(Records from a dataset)
--------------------------------------------------

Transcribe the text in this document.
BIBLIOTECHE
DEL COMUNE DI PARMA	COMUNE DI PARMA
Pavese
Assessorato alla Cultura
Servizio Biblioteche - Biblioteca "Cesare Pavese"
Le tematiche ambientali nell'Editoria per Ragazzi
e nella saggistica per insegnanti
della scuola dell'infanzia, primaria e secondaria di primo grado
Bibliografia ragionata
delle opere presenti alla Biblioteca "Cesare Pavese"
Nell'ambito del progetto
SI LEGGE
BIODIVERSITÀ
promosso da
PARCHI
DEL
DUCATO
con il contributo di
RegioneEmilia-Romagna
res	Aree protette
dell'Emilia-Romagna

--------------------------------------------------

Print every entry exactly as it appears.

» **PROBLEM SOLUTION**
Transcribe the text in this document.
BIBLIOTECHE
DEL COMUNE DI PARMA	COMUNE DI PARMA
Pavese
Assessorato alla Cultura
Servizio Biblioteche - Biblioteca "Cesare Pavese"
Le tematiche ambientali nell'Editoria per Ragazzi
e nella saggistica per insegnanti
della scuola dell'infanzia, primaria e secondaria di primo grado
Bibliografia ragionata
delle opere presenti alla Biblioteca "Cesare Pavese"
Nell'ambito del progetto
SI LEGGE
BIODIVERSITÀ
promosso da
PARCHI
DEL
DUCATO
con il contributo di
RegioneEmilia-Romagna
res	Aree protette
dell'Emilia-Romagna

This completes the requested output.